Input for this task —
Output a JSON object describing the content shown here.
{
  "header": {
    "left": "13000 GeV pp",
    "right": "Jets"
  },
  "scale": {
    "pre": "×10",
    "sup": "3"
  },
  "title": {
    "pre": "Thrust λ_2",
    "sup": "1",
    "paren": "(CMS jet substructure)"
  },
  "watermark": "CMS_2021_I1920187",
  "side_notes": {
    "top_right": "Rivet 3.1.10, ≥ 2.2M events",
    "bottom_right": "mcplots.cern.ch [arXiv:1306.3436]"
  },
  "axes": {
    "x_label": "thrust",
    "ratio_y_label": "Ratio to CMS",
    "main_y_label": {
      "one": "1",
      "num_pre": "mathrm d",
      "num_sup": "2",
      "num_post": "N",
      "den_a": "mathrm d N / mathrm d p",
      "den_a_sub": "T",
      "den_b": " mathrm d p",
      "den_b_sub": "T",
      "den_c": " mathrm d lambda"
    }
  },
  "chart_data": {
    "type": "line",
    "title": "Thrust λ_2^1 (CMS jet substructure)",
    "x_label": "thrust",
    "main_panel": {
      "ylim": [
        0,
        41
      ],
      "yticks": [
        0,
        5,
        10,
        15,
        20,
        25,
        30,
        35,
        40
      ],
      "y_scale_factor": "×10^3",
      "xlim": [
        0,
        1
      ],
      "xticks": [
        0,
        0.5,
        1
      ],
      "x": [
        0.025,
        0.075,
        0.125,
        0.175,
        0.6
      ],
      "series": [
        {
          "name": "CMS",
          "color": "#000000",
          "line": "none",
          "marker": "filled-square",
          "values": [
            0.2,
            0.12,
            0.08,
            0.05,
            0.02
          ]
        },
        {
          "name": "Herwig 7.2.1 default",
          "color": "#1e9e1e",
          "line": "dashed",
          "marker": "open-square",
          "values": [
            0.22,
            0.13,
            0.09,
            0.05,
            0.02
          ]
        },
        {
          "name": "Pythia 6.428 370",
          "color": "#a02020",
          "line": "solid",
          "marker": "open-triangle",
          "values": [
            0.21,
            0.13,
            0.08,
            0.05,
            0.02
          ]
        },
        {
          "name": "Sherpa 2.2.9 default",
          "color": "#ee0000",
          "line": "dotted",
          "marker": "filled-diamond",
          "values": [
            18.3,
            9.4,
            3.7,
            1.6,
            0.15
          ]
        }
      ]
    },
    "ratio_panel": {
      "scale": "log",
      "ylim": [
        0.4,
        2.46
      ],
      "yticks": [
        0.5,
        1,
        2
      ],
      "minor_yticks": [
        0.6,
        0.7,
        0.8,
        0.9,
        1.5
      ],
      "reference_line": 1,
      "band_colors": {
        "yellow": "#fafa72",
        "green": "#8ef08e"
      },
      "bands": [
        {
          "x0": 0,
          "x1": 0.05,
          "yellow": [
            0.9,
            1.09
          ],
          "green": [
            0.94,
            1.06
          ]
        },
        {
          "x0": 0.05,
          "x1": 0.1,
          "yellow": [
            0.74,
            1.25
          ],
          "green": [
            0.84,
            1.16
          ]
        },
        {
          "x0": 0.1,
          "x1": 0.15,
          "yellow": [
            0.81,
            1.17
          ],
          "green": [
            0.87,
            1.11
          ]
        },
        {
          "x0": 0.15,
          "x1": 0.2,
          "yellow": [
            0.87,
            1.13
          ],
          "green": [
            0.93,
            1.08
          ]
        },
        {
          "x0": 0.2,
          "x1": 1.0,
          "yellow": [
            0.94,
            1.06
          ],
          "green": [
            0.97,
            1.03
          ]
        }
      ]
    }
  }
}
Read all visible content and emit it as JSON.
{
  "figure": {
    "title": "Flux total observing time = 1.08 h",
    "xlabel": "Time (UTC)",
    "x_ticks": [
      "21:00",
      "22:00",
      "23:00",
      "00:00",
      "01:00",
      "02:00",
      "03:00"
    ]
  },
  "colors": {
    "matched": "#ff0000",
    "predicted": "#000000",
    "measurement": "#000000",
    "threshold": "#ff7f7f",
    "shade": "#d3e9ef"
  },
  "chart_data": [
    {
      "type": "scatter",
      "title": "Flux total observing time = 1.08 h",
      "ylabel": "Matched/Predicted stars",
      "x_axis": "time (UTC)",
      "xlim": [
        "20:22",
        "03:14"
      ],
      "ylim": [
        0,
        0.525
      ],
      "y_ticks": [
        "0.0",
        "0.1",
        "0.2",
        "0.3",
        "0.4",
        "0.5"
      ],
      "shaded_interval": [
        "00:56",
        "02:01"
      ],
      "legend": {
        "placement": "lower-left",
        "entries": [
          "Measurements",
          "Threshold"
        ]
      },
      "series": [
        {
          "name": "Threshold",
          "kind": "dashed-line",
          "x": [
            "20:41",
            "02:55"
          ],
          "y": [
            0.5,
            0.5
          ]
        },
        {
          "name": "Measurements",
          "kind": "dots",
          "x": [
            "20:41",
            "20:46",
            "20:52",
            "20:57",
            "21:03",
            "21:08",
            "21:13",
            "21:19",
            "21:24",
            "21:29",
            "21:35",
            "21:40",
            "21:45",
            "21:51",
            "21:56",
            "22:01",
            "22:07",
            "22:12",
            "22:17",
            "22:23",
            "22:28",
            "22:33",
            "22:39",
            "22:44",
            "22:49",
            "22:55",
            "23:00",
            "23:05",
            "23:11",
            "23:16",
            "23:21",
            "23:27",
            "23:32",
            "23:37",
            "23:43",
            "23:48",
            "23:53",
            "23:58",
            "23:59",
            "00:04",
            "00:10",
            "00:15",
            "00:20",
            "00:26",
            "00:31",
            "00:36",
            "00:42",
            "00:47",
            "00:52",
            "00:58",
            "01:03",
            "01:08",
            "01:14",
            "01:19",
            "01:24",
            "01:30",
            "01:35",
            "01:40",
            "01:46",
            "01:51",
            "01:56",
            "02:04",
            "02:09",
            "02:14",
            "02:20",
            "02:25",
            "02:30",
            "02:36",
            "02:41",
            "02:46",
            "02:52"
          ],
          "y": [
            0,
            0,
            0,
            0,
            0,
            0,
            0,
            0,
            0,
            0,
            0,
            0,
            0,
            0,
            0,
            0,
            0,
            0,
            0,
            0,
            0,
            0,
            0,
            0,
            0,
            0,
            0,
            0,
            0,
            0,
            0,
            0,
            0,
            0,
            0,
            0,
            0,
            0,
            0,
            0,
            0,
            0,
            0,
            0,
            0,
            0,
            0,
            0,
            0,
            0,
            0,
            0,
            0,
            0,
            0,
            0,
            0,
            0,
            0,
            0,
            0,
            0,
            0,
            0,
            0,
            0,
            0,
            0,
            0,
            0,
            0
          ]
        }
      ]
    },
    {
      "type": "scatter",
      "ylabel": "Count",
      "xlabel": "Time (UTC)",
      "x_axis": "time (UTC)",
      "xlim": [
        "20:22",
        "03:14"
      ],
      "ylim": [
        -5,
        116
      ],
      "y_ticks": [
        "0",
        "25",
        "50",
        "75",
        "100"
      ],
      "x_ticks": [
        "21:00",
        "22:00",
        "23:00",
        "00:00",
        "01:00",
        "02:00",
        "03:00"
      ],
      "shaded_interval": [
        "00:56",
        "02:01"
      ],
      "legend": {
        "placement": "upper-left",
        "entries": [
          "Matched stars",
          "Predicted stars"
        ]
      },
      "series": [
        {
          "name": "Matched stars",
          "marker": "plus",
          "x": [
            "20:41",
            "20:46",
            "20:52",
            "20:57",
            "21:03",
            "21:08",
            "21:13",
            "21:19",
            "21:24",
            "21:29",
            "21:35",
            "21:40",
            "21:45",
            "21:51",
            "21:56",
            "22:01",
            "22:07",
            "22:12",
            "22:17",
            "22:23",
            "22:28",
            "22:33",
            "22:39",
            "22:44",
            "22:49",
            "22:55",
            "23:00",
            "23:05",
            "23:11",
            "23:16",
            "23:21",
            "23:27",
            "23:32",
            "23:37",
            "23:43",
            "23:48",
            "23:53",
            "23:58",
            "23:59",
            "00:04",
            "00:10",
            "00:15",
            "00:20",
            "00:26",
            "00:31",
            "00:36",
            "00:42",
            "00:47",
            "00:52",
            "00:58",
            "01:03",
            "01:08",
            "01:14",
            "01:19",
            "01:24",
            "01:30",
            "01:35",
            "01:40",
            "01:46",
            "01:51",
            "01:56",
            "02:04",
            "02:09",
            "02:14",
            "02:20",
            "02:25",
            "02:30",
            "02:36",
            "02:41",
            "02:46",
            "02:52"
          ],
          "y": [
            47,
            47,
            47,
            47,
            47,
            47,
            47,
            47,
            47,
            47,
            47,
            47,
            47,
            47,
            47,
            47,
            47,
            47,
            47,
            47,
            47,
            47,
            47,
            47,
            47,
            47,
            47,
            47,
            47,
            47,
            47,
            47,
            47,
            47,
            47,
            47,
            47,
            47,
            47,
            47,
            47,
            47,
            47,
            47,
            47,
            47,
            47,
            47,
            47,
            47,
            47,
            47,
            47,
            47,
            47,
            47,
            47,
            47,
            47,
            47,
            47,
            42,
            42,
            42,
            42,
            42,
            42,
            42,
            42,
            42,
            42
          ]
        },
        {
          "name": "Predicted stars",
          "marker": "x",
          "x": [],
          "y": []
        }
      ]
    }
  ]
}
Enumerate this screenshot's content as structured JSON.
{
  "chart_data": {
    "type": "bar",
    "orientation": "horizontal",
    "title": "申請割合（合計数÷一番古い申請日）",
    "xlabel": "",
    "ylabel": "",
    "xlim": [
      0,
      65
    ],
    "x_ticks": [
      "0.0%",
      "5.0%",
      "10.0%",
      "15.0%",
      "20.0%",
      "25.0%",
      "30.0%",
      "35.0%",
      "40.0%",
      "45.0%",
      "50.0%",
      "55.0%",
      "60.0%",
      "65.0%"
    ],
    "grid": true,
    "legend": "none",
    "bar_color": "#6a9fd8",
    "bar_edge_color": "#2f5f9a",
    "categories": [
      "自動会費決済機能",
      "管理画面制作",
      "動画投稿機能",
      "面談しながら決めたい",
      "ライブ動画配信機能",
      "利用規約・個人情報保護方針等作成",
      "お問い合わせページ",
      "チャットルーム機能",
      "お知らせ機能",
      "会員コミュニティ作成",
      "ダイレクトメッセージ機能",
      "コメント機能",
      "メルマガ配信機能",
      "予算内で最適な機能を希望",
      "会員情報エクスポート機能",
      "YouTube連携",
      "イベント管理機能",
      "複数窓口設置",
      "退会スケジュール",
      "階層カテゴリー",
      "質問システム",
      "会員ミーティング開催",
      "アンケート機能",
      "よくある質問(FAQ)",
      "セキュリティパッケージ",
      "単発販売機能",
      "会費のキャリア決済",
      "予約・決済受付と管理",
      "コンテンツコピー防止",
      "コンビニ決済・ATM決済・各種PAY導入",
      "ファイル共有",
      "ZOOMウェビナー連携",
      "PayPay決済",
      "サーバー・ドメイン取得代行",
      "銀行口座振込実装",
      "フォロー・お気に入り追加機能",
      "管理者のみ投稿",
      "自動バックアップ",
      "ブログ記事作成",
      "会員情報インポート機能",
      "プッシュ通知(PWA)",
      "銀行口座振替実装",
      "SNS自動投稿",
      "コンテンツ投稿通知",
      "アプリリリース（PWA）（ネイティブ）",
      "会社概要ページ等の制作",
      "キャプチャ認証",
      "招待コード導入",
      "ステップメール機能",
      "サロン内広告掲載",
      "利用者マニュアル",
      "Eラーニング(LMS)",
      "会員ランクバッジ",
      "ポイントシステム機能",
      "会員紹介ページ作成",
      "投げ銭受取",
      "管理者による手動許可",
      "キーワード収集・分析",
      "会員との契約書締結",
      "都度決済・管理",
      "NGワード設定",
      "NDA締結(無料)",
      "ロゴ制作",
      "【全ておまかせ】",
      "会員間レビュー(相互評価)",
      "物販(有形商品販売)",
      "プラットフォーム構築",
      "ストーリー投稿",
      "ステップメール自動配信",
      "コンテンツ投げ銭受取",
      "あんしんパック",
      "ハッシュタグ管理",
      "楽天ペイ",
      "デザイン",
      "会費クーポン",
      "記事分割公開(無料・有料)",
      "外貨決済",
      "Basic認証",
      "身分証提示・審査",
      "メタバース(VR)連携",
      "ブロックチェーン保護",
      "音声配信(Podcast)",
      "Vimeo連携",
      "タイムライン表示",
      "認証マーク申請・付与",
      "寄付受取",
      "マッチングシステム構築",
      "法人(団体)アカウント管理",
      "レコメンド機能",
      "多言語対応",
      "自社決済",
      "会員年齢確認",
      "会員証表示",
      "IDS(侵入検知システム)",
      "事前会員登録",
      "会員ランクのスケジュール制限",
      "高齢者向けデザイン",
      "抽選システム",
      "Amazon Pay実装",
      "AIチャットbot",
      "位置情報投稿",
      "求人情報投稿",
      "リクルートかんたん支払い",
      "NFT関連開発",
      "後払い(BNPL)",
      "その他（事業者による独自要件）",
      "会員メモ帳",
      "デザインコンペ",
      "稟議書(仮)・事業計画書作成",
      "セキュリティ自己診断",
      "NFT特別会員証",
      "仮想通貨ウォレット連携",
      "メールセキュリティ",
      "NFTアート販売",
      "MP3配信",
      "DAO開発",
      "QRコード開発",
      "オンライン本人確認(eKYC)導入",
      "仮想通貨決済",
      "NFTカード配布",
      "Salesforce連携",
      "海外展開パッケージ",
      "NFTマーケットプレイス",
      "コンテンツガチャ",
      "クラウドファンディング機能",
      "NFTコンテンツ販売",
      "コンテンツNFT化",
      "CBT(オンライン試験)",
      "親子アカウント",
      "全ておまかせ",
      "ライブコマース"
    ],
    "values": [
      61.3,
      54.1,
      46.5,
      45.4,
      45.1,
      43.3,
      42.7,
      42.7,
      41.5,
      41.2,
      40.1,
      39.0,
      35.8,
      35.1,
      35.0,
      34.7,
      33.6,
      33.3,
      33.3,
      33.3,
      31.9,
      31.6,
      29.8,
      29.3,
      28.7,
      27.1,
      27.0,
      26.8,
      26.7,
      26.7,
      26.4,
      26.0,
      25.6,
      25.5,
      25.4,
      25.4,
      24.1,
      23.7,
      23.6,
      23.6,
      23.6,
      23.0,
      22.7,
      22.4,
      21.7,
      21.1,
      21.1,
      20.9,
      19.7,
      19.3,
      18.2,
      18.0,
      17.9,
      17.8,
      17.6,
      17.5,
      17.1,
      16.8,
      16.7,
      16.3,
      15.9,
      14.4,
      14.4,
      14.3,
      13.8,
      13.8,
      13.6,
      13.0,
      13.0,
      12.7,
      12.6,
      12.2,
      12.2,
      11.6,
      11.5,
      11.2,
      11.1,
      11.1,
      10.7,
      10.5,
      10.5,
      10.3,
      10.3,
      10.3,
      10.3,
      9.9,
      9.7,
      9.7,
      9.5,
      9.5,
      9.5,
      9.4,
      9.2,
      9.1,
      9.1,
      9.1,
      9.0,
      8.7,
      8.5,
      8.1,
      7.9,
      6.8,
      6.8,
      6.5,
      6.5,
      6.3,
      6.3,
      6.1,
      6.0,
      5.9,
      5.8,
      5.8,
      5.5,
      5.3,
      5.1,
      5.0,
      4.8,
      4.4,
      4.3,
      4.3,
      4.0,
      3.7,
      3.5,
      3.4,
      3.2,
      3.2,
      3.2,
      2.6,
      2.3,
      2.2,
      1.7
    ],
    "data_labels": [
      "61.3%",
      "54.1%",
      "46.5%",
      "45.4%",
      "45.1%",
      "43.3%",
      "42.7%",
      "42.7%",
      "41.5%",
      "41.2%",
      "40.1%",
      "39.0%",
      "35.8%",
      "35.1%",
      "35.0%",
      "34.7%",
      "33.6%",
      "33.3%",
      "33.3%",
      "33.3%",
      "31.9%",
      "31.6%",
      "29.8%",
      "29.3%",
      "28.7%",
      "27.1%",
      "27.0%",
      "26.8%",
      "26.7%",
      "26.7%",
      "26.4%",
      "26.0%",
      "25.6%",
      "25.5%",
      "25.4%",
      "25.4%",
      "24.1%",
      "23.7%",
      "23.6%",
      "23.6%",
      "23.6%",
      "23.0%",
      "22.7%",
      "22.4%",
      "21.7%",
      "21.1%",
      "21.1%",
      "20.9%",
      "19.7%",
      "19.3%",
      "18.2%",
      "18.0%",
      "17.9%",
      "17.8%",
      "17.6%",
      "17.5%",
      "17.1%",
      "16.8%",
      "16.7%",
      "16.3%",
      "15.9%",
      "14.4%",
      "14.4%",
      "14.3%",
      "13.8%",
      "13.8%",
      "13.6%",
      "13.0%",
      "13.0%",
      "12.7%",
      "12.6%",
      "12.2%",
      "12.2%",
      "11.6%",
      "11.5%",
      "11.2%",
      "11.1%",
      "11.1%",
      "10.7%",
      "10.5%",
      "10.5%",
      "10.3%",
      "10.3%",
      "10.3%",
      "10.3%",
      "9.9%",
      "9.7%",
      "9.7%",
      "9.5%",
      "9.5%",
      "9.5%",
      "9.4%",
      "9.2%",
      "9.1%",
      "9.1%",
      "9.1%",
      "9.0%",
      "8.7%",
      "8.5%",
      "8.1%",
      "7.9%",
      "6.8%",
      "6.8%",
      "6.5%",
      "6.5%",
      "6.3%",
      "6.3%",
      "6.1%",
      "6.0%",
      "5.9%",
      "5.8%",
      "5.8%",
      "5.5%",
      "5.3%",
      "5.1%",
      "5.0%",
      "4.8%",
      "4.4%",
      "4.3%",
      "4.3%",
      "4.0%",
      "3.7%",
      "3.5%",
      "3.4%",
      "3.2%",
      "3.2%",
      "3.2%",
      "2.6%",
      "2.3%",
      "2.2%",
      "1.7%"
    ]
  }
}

Do this — In the records above, locate every line with the string "observing" and copy it.

Complete response —
    "title": "Flux total observing time = 1.08 h",
      "title": "Flux total observing time = 1.08 h",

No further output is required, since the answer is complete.